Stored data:
□ □ □

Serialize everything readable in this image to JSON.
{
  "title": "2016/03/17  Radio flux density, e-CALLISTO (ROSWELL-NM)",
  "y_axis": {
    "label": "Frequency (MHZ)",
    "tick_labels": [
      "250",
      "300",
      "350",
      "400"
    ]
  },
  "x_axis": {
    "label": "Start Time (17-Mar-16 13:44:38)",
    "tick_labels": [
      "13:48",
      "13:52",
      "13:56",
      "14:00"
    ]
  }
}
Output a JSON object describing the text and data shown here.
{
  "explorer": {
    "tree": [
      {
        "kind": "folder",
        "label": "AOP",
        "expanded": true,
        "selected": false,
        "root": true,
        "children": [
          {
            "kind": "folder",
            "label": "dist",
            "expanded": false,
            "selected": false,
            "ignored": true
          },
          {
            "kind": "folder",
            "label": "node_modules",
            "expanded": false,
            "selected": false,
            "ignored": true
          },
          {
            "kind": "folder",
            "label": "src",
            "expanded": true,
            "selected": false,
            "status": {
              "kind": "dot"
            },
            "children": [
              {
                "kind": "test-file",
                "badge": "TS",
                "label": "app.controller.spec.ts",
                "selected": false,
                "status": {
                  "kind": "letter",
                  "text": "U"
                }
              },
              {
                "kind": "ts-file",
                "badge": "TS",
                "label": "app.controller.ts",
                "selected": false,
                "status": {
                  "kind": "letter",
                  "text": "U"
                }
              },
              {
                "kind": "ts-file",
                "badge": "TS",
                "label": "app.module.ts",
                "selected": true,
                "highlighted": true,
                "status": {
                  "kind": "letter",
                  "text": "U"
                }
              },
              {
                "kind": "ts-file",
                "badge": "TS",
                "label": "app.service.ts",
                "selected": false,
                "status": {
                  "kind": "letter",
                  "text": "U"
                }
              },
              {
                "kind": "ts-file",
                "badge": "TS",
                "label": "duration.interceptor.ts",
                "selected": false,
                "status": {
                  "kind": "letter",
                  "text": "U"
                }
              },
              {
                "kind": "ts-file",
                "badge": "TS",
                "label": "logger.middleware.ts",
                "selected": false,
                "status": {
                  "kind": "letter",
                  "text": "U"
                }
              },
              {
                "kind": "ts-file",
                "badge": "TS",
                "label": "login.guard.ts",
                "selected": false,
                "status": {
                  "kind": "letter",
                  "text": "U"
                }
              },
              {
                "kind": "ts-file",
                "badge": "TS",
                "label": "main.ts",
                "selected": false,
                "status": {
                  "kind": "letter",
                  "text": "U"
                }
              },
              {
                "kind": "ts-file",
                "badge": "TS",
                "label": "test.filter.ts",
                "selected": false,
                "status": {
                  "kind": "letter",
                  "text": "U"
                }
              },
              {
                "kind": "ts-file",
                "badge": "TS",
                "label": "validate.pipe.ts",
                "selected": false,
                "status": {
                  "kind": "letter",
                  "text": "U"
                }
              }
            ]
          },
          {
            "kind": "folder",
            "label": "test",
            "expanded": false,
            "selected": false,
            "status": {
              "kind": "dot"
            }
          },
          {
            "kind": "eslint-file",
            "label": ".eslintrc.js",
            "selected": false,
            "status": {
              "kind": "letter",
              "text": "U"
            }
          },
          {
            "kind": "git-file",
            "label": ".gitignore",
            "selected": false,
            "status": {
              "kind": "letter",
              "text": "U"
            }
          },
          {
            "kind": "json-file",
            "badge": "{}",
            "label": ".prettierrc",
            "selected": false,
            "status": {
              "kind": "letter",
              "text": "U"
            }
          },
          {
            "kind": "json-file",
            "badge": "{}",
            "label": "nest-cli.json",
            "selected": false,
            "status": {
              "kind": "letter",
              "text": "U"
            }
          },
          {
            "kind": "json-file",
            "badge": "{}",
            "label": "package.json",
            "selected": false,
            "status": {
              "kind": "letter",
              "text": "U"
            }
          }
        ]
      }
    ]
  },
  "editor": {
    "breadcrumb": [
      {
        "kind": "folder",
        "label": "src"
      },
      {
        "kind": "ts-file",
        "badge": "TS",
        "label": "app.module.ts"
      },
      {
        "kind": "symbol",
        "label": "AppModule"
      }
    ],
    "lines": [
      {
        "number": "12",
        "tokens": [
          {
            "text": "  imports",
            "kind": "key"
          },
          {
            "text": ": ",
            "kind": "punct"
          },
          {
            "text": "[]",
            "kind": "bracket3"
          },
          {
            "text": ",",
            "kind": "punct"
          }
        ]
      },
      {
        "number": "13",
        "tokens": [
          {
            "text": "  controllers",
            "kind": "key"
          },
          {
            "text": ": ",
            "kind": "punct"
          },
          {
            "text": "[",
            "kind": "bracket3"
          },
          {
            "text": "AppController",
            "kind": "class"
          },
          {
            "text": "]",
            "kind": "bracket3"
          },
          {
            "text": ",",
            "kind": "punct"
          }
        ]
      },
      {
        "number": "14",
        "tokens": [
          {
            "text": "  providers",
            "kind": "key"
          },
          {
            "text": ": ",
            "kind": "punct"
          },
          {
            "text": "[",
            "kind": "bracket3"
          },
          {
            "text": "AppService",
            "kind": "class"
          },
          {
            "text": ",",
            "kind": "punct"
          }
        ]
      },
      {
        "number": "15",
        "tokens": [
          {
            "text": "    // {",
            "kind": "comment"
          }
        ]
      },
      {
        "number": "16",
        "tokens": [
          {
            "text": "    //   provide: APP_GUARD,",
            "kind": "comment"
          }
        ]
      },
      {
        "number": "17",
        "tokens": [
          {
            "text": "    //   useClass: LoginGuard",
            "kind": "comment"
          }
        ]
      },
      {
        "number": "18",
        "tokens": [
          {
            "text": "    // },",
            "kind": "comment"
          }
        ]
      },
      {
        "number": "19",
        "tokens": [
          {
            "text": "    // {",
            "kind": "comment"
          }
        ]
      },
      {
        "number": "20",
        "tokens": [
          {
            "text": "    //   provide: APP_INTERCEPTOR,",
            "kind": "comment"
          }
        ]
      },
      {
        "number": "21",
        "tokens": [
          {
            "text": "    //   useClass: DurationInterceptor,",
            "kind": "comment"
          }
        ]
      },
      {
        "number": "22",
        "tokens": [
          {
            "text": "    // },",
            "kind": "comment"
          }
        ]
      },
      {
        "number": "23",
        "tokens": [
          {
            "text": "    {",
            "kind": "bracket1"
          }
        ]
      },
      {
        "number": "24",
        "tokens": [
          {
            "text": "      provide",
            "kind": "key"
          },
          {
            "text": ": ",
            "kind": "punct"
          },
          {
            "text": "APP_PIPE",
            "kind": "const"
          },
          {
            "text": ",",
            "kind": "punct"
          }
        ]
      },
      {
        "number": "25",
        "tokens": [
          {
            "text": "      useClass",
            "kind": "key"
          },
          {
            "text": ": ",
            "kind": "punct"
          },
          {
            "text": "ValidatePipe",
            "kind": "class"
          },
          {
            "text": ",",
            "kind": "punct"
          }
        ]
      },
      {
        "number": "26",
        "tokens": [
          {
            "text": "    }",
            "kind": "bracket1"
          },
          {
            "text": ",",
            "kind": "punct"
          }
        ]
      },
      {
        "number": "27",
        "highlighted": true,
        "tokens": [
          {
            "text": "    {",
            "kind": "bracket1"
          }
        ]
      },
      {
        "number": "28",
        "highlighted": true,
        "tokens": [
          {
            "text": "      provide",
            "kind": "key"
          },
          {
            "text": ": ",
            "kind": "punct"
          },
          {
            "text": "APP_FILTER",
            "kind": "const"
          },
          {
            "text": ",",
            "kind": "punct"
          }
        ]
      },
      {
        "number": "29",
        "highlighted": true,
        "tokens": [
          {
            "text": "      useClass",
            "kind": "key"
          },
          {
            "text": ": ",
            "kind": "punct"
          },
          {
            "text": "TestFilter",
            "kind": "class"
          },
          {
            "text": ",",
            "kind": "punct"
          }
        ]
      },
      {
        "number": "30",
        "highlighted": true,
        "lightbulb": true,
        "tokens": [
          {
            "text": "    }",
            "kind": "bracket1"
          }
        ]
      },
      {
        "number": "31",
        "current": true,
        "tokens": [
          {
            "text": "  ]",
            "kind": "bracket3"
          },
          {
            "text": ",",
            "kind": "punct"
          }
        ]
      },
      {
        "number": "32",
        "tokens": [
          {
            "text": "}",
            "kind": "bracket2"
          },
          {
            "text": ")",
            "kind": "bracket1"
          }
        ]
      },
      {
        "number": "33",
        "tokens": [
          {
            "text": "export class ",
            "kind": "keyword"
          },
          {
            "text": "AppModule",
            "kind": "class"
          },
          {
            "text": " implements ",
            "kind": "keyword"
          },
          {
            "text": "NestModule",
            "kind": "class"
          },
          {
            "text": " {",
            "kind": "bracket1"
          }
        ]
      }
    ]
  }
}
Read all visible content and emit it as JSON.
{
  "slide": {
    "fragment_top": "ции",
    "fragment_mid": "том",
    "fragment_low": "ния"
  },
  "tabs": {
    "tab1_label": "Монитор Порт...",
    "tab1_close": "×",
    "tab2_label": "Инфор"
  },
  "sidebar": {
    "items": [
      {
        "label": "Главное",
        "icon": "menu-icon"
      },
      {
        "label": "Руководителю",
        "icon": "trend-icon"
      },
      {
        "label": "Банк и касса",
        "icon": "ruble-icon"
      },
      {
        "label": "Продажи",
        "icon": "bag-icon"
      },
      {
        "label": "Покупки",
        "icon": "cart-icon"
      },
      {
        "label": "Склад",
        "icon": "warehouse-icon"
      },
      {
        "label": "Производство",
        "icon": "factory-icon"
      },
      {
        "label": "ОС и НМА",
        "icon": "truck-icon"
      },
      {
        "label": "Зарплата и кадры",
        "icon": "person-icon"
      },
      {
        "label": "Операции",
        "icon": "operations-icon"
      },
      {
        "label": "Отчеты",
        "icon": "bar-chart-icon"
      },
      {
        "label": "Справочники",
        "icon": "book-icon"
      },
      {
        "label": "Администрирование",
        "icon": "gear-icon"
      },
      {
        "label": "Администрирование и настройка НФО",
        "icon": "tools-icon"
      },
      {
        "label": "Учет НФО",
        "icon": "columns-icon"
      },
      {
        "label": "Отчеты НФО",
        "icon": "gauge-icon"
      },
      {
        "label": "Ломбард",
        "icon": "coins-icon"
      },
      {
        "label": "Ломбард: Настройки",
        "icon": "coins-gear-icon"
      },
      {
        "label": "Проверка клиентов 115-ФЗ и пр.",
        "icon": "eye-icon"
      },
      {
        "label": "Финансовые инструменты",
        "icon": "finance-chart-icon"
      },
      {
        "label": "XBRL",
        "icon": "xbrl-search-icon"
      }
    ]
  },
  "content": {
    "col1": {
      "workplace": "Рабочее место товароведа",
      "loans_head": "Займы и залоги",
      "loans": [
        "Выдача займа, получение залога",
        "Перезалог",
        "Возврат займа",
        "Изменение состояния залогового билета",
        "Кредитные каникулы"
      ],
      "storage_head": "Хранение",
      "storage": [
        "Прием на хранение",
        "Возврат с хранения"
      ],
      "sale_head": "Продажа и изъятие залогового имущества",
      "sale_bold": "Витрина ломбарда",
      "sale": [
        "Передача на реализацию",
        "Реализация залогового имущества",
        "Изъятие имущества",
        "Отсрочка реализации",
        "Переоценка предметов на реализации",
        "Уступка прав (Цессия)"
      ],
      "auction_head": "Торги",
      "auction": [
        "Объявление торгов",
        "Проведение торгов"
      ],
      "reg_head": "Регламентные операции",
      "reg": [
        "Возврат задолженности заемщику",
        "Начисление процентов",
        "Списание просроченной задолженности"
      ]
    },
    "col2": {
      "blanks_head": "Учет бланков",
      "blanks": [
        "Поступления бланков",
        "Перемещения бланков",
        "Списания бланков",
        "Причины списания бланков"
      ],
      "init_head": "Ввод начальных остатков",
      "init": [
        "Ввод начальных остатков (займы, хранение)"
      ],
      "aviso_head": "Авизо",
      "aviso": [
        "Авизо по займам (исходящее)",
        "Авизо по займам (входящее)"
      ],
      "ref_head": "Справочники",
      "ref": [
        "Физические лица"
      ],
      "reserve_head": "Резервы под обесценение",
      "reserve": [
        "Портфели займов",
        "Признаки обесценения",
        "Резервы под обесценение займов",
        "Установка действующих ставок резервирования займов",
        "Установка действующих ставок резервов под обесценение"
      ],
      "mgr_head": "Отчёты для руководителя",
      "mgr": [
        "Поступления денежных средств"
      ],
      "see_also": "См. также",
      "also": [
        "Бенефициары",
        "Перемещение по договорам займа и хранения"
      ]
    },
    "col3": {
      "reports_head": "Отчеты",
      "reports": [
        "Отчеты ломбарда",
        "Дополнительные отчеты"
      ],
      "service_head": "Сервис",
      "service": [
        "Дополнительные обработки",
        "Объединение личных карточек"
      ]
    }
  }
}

□ □ □

→ The exercise: State the count of lines in the data holding the word "займам", adding nothing to it.

→ The output: 2